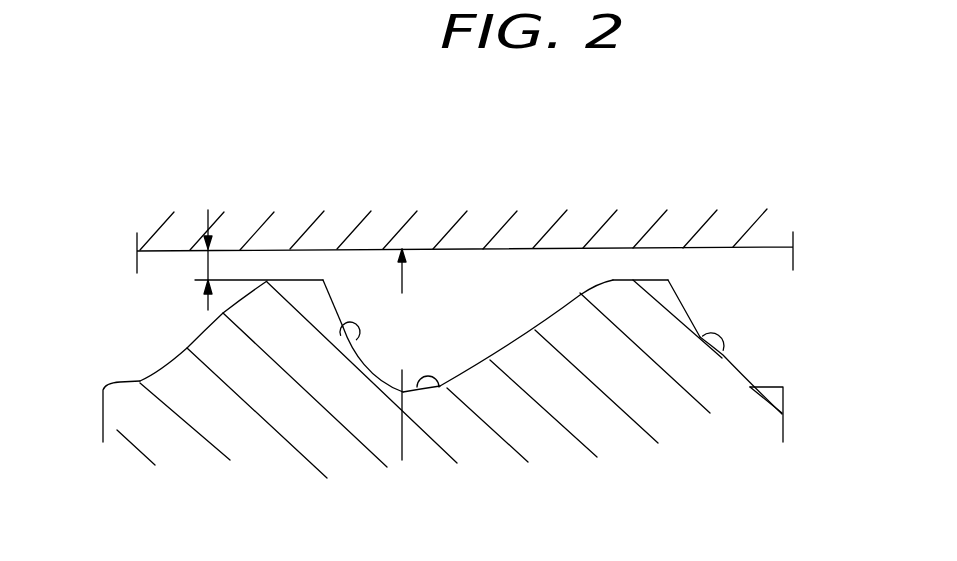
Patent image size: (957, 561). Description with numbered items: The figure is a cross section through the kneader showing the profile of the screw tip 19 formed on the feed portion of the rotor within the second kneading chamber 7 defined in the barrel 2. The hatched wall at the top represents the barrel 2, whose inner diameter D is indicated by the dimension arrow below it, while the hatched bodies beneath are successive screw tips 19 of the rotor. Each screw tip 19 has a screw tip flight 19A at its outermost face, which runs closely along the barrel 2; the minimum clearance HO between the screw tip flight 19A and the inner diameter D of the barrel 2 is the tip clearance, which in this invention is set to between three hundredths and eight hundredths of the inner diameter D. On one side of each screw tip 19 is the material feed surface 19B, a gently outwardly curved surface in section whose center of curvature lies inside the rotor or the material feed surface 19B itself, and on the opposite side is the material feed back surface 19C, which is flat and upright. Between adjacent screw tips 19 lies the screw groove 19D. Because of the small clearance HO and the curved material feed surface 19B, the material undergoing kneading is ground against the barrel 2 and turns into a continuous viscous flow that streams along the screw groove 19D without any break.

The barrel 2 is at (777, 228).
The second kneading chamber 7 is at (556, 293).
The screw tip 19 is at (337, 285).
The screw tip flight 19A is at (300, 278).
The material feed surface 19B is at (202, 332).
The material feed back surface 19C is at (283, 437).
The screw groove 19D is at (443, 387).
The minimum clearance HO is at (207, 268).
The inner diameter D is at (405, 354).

What you have to do: Copy out every line above word for word, but leave out the picture.

Finished exercise:
Patent image size: (957, 561). Description with numbered items: The figure is a cross section through the kneader showing the profile of the screw tip 19 formed on the feed portion of the rotor within the second kneading chamber 7 defined in the barrel 2. The hatched wall at the top represents the barrel 2, whose inner diameter D is indicated by the dimension arrow below it, while the hatched bodies beneath are successive screw tips 19 of the rotor. Each screw tip 19 has a screw tip flight 19A at its outermost face, which runs closely along the barrel 2; the minimum clearance HO between the screw tip flight 19A and the inner diameter D of the barrel 2 is the tip clearance, which in this invention is set to between three hundredths and eight hundredths of the inner diameter D. On one side of each screw tip 19 is the material feed surface 19B, a gently outwardly curved surface in section whose center of curvature lies inside the rotor or the material feed surface 19B itself, and on the opposite side is the material feed back surface 19C, which is flat and upright. Between adjacent screw tips 19 lies the screw groove 19D. Because of the small clearance HO and the curved material feed surface 19B, the material undergoing kneading is ground against the barrel 2 and turns into a continuous viscous flow that streams along the screw groove 19D without any break.

The barrel 2 is at (777, 228).
The second kneading chamber 7 is at (556, 293).
The screw tip 19 is at (337, 285).
The screw tip flight 19A is at (300, 278).
The material feed surface 19B is at (202, 332).
The material feed back surface 19C is at (283, 437).
The screw groove 19D is at (443, 387).
The minimum clearance HO is at (207, 268).
The inner diameter D is at (405, 354).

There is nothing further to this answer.